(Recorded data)
__________
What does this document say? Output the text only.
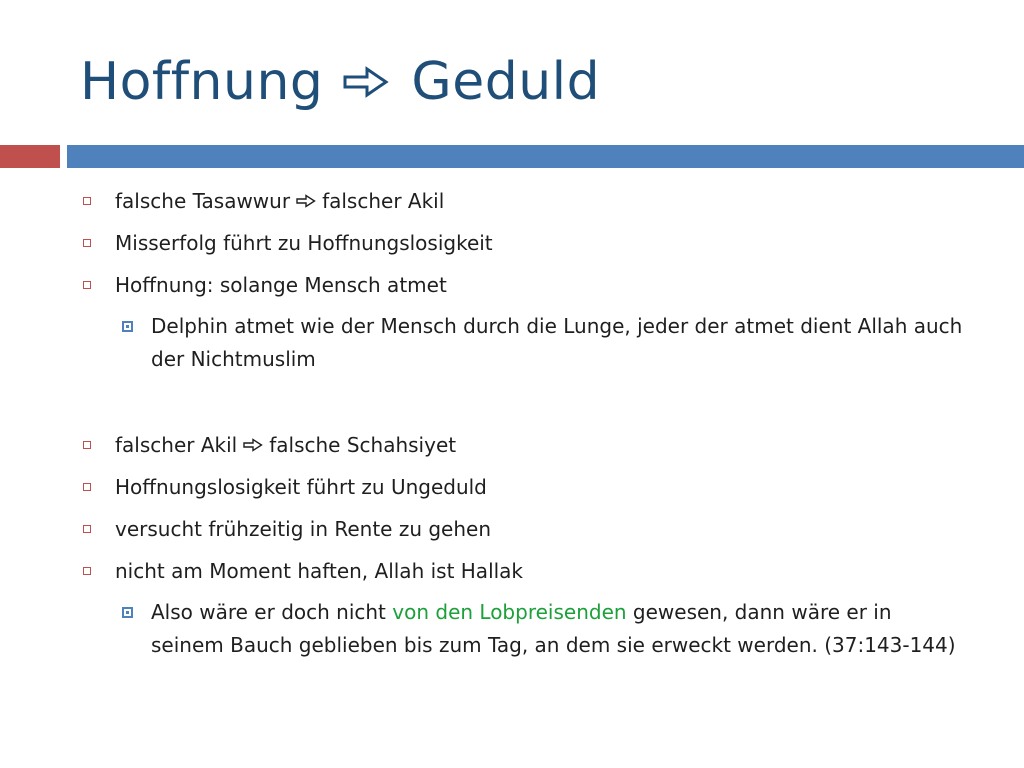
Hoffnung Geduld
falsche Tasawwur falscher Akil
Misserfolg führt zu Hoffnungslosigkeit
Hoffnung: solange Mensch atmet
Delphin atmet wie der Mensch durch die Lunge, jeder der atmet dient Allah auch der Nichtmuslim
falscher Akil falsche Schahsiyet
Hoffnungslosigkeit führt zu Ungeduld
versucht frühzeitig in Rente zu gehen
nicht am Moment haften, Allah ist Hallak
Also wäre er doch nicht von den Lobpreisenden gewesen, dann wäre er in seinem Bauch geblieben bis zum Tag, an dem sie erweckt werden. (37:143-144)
__________
Exercise description
Any pictures should be dropped; transcribe the rest of the records above exactly.

Finished answer
What does this document say? Output the text only.
Hoffnung Geduld
falsche Tasawwur falscher Akil
Misserfolg führt zu Hoffnungslosigkeit
Hoffnung: solange Mensch atmet
Delphin atmet wie der Mensch durch die Lunge, jeder der atmet dient Allah auch der Nichtmuslim
falscher Akil falsche Schahsiyet
Hoffnungslosigkeit führt zu Ungeduld
versucht frühzeitig in Rente zu gehen
nicht am Moment haften, Allah ist Hallak
Also wäre er doch nicht von den Lobpreisenden gewesen, dann wäre er in seinem Bauch geblieben bis zum Tag, an dem sie erweckt werden. (37:143-144)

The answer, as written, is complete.